# TO DO
Give the entries again exactly, every one of them.

# INFORMATION SUPPLIED
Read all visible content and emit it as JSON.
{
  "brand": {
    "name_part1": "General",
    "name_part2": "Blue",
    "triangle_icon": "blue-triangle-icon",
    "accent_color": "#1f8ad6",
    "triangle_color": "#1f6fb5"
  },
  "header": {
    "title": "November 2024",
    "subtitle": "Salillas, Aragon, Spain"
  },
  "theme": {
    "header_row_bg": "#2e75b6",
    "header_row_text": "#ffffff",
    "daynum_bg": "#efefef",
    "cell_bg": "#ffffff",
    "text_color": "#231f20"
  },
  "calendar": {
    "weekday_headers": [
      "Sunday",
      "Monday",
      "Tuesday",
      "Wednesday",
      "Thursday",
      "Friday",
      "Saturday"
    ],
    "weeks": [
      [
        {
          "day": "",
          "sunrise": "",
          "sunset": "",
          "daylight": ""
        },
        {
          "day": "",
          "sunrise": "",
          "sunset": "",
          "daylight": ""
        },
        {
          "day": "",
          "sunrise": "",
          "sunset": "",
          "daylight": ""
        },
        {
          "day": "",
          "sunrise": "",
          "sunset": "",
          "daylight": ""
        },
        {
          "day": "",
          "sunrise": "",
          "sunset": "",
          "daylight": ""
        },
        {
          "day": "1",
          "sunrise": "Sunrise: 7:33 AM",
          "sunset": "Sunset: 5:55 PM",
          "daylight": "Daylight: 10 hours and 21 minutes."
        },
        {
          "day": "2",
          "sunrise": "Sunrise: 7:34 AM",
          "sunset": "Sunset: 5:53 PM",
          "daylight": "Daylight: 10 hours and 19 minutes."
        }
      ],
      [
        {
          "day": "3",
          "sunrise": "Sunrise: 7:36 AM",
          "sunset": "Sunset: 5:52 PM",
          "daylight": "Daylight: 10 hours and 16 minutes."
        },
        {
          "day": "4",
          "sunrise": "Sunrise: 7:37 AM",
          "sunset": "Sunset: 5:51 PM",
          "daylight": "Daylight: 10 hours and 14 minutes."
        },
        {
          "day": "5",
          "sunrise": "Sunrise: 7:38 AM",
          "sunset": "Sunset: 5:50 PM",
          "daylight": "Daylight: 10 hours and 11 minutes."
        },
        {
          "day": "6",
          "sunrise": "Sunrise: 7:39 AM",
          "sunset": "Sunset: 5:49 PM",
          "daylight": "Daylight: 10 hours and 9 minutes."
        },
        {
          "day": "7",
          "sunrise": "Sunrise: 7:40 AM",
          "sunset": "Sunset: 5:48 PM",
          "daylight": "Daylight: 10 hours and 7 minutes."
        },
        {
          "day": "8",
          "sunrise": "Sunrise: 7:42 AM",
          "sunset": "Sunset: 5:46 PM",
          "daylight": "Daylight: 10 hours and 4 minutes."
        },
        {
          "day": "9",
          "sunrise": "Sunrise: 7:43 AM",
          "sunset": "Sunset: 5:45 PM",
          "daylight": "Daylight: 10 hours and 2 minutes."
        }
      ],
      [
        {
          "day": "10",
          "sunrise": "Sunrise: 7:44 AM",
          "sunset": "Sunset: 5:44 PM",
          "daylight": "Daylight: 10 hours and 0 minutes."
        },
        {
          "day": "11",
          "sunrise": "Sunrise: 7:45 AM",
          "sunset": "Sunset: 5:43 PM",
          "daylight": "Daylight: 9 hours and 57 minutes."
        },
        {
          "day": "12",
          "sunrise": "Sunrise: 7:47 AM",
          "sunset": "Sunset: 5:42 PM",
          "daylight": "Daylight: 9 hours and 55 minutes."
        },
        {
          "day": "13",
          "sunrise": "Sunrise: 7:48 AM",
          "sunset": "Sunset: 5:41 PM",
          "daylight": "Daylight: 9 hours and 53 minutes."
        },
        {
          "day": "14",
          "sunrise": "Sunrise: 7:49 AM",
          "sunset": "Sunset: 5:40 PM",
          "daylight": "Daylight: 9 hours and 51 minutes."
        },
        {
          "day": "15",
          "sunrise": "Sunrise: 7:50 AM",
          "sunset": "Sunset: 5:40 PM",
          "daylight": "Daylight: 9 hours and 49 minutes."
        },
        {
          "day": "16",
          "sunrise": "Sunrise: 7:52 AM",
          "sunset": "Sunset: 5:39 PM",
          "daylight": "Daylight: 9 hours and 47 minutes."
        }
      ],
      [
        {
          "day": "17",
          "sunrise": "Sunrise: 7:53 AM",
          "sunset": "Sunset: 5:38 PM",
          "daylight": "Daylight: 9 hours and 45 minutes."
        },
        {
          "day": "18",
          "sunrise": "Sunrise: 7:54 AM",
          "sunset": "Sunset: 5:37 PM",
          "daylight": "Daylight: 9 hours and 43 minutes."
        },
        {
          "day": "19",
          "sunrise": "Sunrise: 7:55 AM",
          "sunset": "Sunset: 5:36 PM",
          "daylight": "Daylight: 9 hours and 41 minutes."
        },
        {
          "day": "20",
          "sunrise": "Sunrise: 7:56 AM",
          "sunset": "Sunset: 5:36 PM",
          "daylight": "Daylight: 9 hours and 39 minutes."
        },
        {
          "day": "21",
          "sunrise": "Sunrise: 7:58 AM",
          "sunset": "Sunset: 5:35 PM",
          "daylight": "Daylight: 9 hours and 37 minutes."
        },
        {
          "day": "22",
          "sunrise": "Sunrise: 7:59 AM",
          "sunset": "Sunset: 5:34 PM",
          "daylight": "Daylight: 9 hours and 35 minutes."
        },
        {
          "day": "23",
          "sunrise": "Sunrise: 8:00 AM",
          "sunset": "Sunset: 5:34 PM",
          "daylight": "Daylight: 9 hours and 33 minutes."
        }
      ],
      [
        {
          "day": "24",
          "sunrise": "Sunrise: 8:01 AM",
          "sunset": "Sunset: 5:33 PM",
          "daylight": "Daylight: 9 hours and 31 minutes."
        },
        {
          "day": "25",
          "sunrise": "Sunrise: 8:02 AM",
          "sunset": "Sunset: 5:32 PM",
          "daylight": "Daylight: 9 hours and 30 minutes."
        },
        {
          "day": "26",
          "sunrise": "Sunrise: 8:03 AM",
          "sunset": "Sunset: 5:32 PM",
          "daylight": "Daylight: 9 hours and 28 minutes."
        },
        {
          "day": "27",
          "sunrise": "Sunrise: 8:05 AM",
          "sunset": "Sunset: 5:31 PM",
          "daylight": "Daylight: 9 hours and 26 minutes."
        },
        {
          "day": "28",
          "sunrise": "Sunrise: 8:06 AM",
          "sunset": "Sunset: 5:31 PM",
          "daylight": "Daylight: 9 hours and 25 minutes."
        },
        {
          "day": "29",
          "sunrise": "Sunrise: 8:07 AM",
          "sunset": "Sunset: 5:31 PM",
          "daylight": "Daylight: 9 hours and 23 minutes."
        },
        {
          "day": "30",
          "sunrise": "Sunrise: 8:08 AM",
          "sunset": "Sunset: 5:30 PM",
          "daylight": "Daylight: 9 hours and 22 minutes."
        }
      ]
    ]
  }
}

# SOLVED EXERCISE
Read all visible content and emit it as JSON.
{
  "brand": {
    "name_part1": "General",
    "name_part2": "Blue",
    "triangle_icon": "blue-triangle-icon",
    "accent_color": "#1f8ad6",
    "triangle_color": "#1f6fb5"
  },
  "header": {
    "title": "November 2024",
    "subtitle": "Salillas, Aragon, Spain"
  },
  "theme": {
    "header_row_bg": "#2e75b6",
    "header_row_text": "#ffffff",
    "daynum_bg": "#efefef",
    "cell_bg": "#ffffff",
    "text_color": "#231f20"
  },
  "calendar": {
    "weekday_headers": [
      "Sunday",
      "Monday",
      "Tuesday",
      "Wednesday",
      "Thursday",
      "Friday",
      "Saturday"
    ],
    "weeks": [
      [
        {
          "day": "",
          "sunrise": "",
          "sunset": "",
          "daylight": ""
        },
        {
          "day": "",
          "sunrise": "",
          "sunset": "",
          "daylight": ""
        },
        {
          "day": "",
          "sunrise": "",
          "sunset": "",
          "daylight": ""
        },
        {
          "day": "",
          "sunrise": "",
          "sunset": "",
          "daylight": ""
        },
        {
          "day": "",
          "sunrise": "",
          "sunset": "",
          "daylight": ""
        },
        {
          "day": "1",
          "sunrise": "Sunrise: 7:33 AM",
          "sunset": "Sunset: 5:55 PM",
          "daylight": "Daylight: 10 hours and 21 minutes."
        },
        {
          "day": "2",
          "sunrise": "Sunrise: 7:34 AM",
          "sunset": "Sunset: 5:53 PM",
          "daylight": "Daylight: 10 hours and 19 minutes."
        }
      ],
      [
        {
          "day": "3",
          "sunrise": "Sunrise: 7:36 AM",
          "sunset": "Sunset: 5:52 PM",
          "daylight": "Daylight: 10 hours and 16 minutes."
        },
        {
          "day": "4",
          "sunrise": "Sunrise: 7:37 AM",
          "sunset": "Sunset: 5:51 PM",
          "daylight": "Daylight: 10 hours and 14 minutes."
        },
        {
          "day": "5",
          "sunrise": "Sunrise: 7:38 AM",
          "sunset": "Sunset: 5:50 PM",
          "daylight": "Daylight: 10 hours and 11 minutes."
        },
        {
          "day": "6",
          "sunrise": "Sunrise: 7:39 AM",
          "sunset": "Sunset: 5:49 PM",
          "daylight": "Daylight: 10 hours and 9 minutes."
        },
        {
          "day": "7",
          "sunrise": "Sunrise: 7:40 AM",
          "sunset": "Sunset: 5:48 PM",
          "daylight": "Daylight: 10 hours and 7 minutes."
        },
        {
          "day": "8",
          "sunrise": "Sunrise: 7:42 AM",
          "sunset": "Sunset: 5:46 PM",
          "daylight": "Daylight: 10 hours and 4 minutes."
        },
        {
          "day": "9",
          "sunrise": "Sunrise: 7:43 AM",
          "sunset": "Sunset: 5:45 PM",
          "daylight": "Daylight: 10 hours and 2 minutes."
        }
      ],
      [
        {
          "day": "10",
          "sunrise": "Sunrise: 7:44 AM",
          "sunset": "Sunset: 5:44 PM",
          "daylight": "Daylight: 10 hours and 0 minutes."
        },
        {
          "day": "11",
          "sunrise": "Sunrise: 7:45 AM",
          "sunset": "Sunset: 5:43 PM",
          "daylight": "Daylight: 9 hours and 57 minutes."
        },
        {
          "day": "12",
          "sunrise": "Sunrise: 7:47 AM",
          "sunset": "Sunset: 5:42 PM",
          "daylight": "Daylight: 9 hours and 55 minutes."
        },
        {
          "day": "13",
          "sunrise": "Sunrise: 7:48 AM",
          "sunset": "Sunset: 5:41 PM",
          "daylight": "Daylight: 9 hours and 53 minutes."
        },
        {
          "day": "14",
          "sunrise": "Sunrise: 7:49 AM",
          "sunset": "Sunset: 5:40 PM",
          "daylight": "Daylight: 9 hours and 51 minutes."
        },
        {
          "day": "15",
          "sunrise": "Sunrise: 7:50 AM",
          "sunset": "Sunset: 5:40 PM",
          "daylight": "Daylight: 9 hours and 49 minutes."
        },
        {
          "day": "16",
          "sunrise": "Sunrise: 7:52 AM",
          "sunset": "Sunset: 5:39 PM",
          "daylight": "Daylight: 9 hours and 47 minutes."
        }
      ],
      [
        {
          "day": "17",
          "sunrise": "Sunrise: 7:53 AM",
          "sunset": "Sunset: 5:38 PM",
          "daylight": "Daylight: 9 hours and 45 minutes."
        },
        {
          "day": "18",
          "sunrise": "Sunrise: 7:54 AM",
          "sunset": "Sunset: 5:37 PM",
          "daylight": "Daylight: 9 hours and 43 minutes."
        },
        {
          "day": "19",
          "sunrise": "Sunrise: 7:55 AM",
          "sunset": "Sunset: 5:36 PM",
          "daylight": "Daylight: 9 hours and 41 minutes."
        },
        {
          "day": "20",
          "sunrise": "Sunrise: 7:56 AM",
          "sunset": "Sunset: 5:36 PM",
          "daylight": "Daylight: 9 hours and 39 minutes."
        },
        {
          "day": "21",
          "sunrise": "Sunrise: 7:58 AM",
          "sunset": "Sunset: 5:35 PM",
          "daylight": "Daylight: 9 hours and 37 minutes."
        },
        {
          "day": "22",
          "sunrise": "Sunrise: 7:59 AM",
          "sunset": "Sunset: 5:34 PM",
          "daylight": "Daylight: 9 hours and 35 minutes."
        },
        {
          "day": "23",
          "sunrise": "Sunrise: 8:00 AM",
          "sunset": "Sunset: 5:34 PM",
          "daylight": "Daylight: 9 hours and 33 minutes."
        }
      ],
      [
        {
          "day": "24",
          "sunrise": "Sunrise: 8:01 AM",
          "sunset": "Sunset: 5:33 PM",
          "daylight": "Daylight: 9 hours and 31 minutes."
        },
        {
          "day": "25",
          "sunrise": "Sunrise: 8:02 AM",
          "sunset": "Sunset: 5:32 PM",
          "daylight": "Daylight: 9 hours and 30 minutes."
        },
        {
          "day": "26",
          "sunrise": "Sunrise: 8:03 AM",
          "sunset": "Sunset: 5:32 PM",
          "daylight": "Daylight: 9 hours and 28 minutes."
        },
        {
          "day": "27",
          "sunrise": "Sunrise: 8:05 AM",
          "sunset": "Sunset: 5:31 PM",
          "daylight": "Daylight: 9 hours and 26 minutes."
        },
        {
          "day": "28",
          "sunrise": "Sunrise: 8:06 AM",
          "sunset": "Sunset: 5:31 PM",
          "daylight": "Daylight: 9 hours and 25 minutes."
        },
        {
          "day": "29",
          "sunrise": "Sunrise: 8:07 AM",
          "sunset": "Sunset: 5:31 PM",
          "daylight": "Daylight: 9 hours and 23 minutes."
        },
        {
          "day": "30",
          "sunrise": "Sunrise: 8:08 AM",
          "sunset": "Sunset: 5:30 PM",
          "daylight": "Daylight: 9 hours and 22 minutes."
        }
      ]
    ]
  }
}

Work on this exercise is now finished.